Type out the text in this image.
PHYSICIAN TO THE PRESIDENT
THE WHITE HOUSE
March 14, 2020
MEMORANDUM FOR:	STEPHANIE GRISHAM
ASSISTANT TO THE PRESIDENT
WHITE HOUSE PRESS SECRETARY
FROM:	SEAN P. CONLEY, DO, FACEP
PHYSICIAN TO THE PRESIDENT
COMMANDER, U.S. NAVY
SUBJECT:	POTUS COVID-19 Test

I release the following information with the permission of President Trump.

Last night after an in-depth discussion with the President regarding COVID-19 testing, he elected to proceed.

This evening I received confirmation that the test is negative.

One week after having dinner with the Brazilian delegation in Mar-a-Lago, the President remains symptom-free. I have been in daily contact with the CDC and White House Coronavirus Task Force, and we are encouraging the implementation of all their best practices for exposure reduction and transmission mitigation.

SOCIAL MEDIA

◇ ◇ ◇ ◇ ◇ ◇ ◇

* _Aim of the task_:
Copy every record above verbatim and in full.

* _Answer box_:
Type out the text in this image.
PHYSICIAN TO THE PRESIDENT
THE WHITE HOUSE
March 14, 2020
MEMORANDUM FOR:	STEPHANIE GRISHAM
ASSISTANT TO THE PRESIDENT
WHITE HOUSE PRESS SECRETARY
FROM:	SEAN P. CONLEY, DO, FACEP
PHYSICIAN TO THE PRESIDENT
COMMANDER, U.S. NAVY
SUBJECT:	POTUS COVID-19 Test

I release the following information with the permission of President Trump.

Last night after an in-depth discussion with the President regarding COVID-19 testing, he elected to proceed.

This evening I received confirmation that the test is negative.

One week after having dinner with the Brazilian delegation in Mar-a-Lago, the President remains symptom-free. I have been in daily contact with the CDC and White House Coronavirus Task Force, and we are encouraging the implementation of all their best practices for exposure reduction and transmission mitigation.

SOCIAL MEDIA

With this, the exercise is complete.